**Task statement**: From the entries below, report how many lines contain the string "each". Give only that number.

**Input data**:

━━━━━━━━━━━━━━━━━━━━━━━━━━━━━━

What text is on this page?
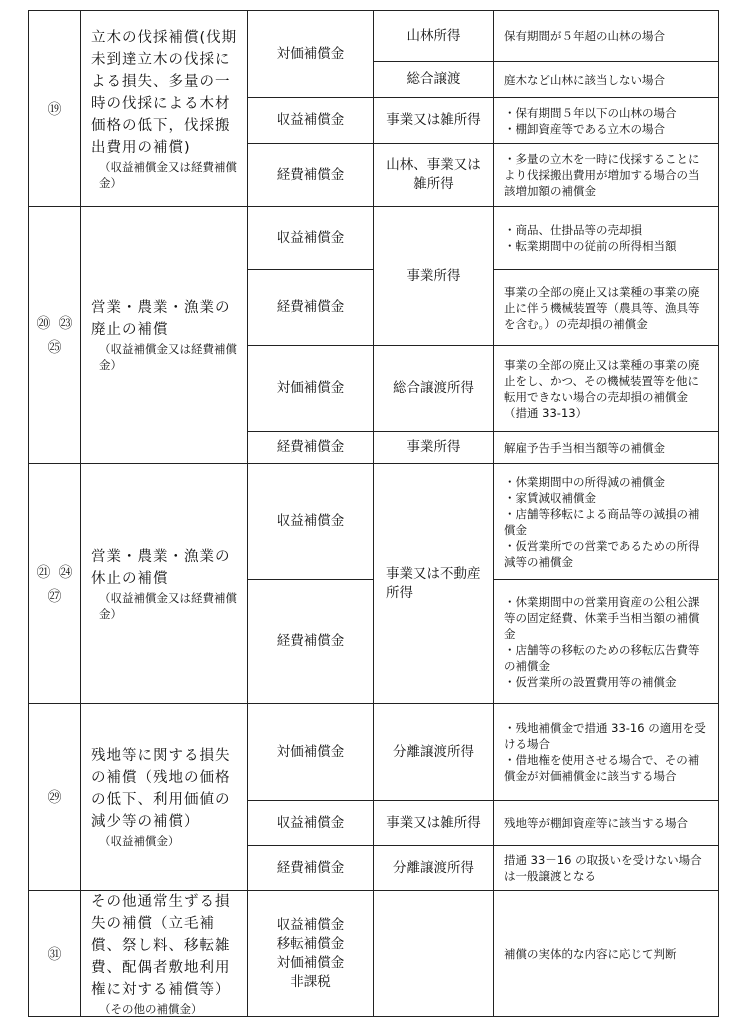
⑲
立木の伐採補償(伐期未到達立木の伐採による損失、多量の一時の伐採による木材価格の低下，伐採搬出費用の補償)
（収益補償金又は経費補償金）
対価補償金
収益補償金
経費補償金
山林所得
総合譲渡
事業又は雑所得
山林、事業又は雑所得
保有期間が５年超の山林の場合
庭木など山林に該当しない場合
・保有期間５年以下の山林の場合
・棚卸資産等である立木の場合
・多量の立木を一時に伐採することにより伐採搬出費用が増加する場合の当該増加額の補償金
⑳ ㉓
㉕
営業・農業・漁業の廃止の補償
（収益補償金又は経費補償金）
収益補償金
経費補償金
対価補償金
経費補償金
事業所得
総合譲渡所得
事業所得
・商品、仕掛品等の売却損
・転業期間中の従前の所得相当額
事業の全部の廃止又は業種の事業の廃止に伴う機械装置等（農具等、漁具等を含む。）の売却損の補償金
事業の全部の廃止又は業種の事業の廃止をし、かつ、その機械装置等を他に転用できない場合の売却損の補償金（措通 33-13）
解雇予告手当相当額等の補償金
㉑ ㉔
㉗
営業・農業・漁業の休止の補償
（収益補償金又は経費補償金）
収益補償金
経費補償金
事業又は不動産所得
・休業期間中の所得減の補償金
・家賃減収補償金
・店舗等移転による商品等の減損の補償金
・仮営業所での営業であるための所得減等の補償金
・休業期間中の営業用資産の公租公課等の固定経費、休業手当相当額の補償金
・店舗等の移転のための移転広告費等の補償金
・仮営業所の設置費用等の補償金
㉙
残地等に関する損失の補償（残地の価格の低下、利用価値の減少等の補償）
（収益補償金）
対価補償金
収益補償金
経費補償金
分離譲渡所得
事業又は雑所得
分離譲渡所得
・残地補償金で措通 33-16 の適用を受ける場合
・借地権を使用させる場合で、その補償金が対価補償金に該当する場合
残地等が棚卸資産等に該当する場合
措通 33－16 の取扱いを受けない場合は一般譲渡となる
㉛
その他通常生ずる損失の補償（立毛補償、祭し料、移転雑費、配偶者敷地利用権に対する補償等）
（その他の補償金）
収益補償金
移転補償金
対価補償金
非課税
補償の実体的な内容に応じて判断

━━━━━━━━━━━━━━━━━━━━━━━━━━━━━━

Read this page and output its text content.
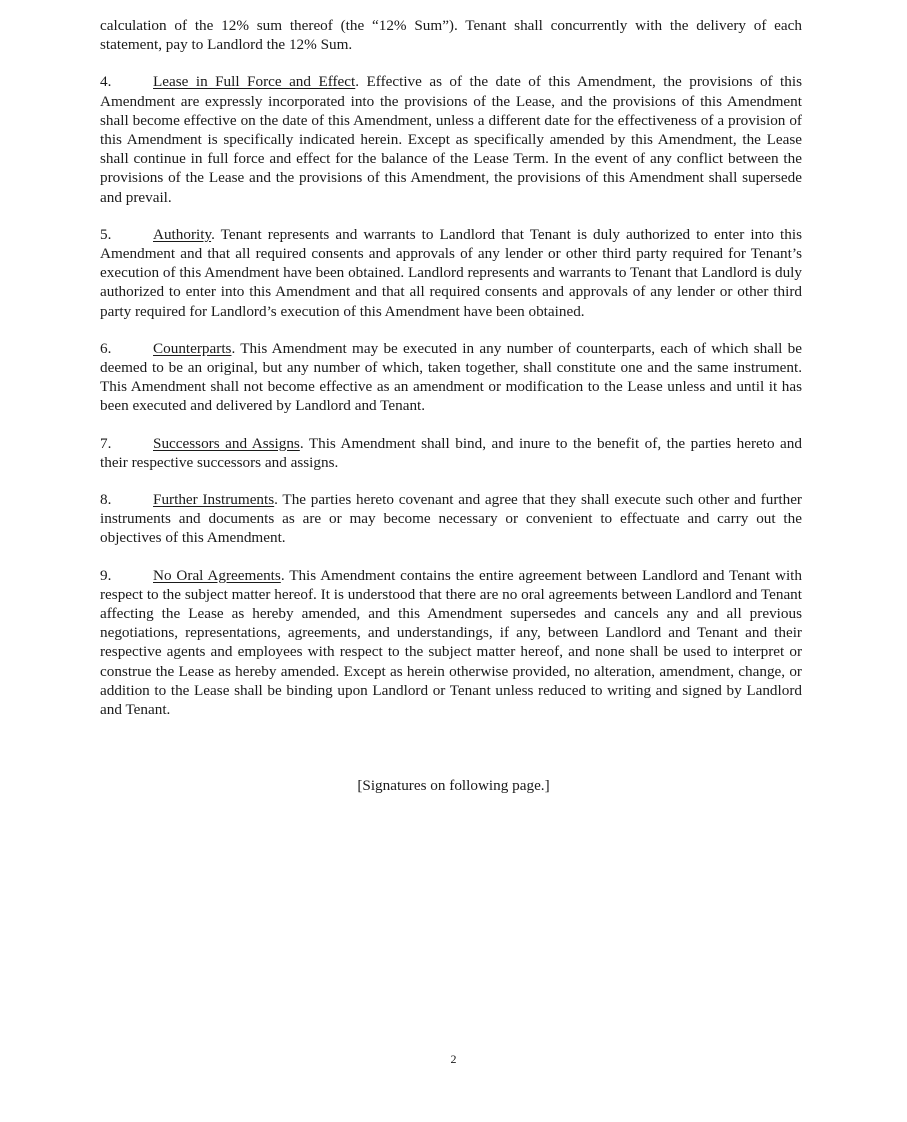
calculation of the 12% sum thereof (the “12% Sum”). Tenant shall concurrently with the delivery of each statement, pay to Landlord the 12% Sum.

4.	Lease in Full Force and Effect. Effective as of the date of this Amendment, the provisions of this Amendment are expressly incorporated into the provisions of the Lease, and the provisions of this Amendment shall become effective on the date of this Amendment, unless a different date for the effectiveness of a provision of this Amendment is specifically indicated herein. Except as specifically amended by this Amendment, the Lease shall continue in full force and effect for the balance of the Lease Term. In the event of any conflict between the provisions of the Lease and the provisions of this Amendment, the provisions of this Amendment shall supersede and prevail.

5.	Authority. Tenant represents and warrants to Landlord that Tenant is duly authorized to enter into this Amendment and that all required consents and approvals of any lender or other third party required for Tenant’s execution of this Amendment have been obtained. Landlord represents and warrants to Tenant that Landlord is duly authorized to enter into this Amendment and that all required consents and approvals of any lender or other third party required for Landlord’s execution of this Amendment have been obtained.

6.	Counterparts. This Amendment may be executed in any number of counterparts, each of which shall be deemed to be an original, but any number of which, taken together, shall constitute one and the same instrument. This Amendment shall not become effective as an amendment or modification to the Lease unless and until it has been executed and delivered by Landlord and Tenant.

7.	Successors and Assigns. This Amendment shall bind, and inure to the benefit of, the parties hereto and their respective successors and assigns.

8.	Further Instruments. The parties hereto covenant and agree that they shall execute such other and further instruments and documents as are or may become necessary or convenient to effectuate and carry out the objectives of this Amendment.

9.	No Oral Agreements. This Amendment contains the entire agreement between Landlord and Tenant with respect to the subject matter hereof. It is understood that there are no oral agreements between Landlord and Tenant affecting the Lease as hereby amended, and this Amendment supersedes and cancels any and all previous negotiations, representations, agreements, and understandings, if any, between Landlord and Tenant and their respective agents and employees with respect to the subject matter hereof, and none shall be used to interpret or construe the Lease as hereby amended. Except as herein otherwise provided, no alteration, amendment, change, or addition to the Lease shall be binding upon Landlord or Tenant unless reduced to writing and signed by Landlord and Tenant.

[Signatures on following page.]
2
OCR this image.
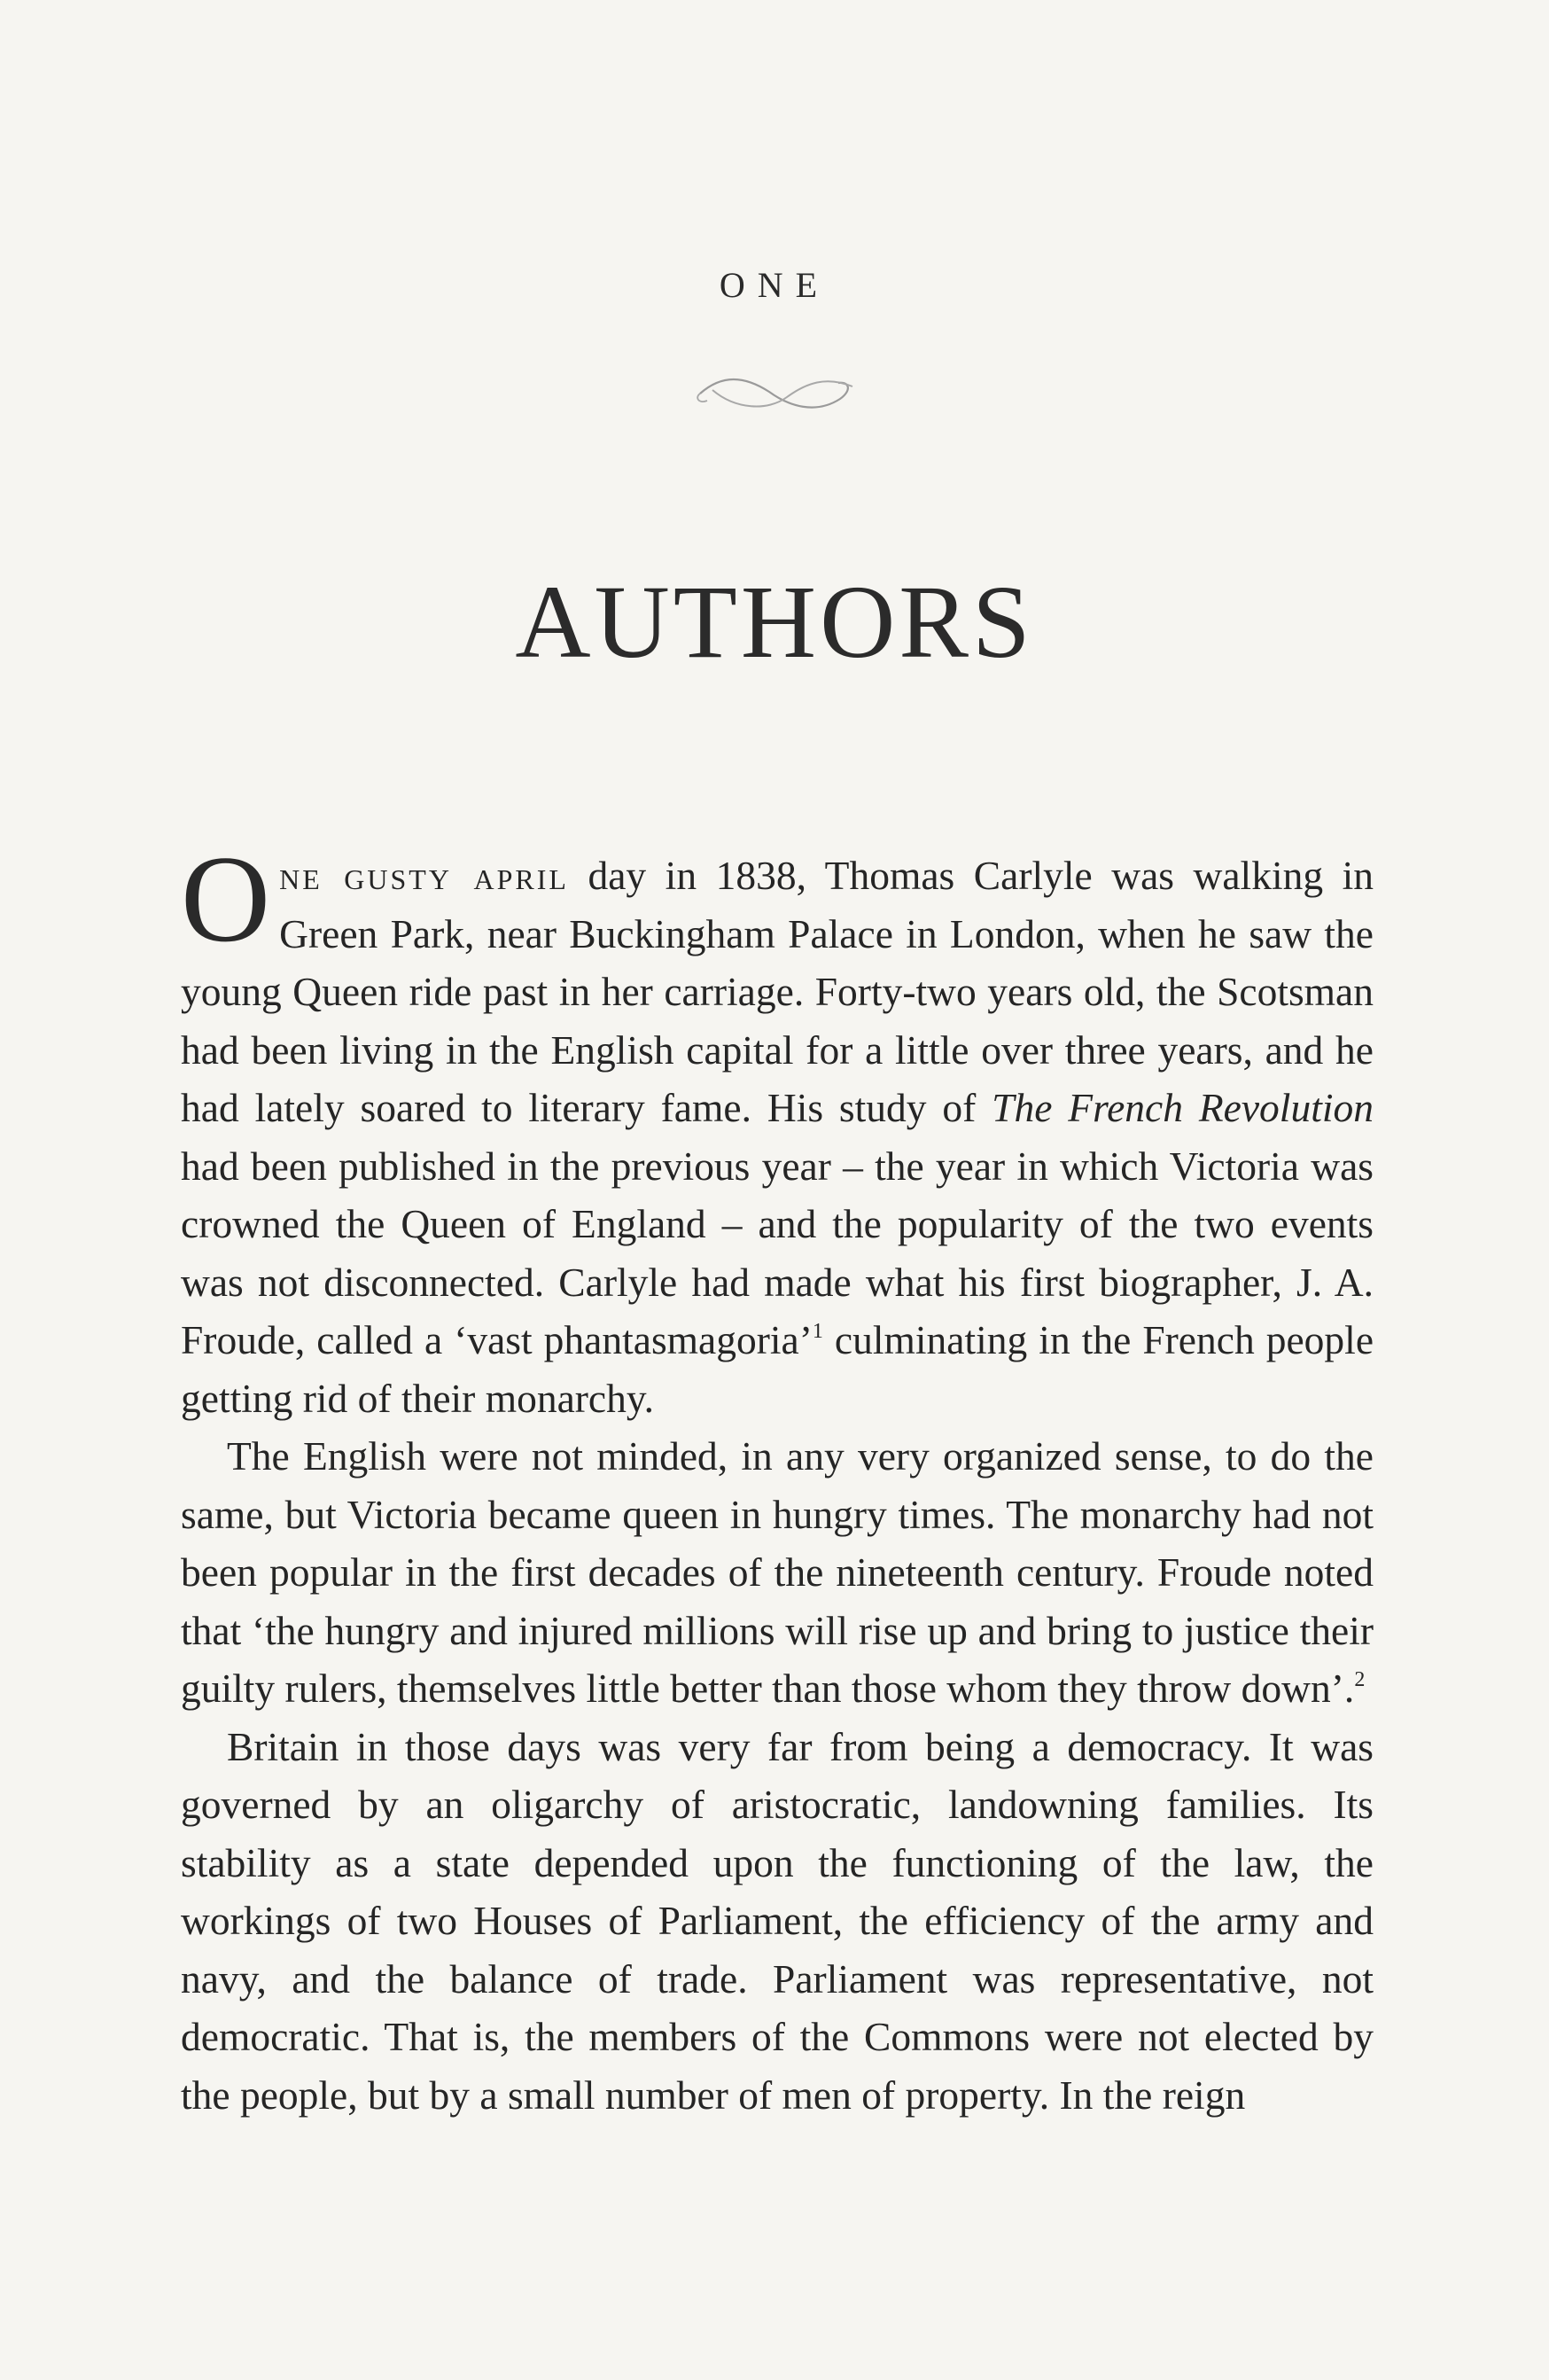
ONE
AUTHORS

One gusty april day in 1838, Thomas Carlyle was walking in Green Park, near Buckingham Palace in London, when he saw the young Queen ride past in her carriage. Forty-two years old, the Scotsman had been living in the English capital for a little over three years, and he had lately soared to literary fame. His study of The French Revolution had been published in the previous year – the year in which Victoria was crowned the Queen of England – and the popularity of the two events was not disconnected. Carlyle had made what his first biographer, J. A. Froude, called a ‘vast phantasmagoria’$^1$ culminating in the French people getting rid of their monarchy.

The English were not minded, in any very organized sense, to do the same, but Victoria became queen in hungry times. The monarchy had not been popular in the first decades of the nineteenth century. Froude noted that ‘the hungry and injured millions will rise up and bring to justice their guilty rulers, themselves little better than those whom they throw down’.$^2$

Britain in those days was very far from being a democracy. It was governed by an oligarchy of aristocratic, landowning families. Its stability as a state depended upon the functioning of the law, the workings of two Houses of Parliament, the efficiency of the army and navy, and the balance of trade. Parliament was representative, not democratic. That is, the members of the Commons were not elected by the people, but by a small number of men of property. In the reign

━━━━━━━━━━━━━━━━━━━━━━━━━━━━━━

**Solved exercise**: 2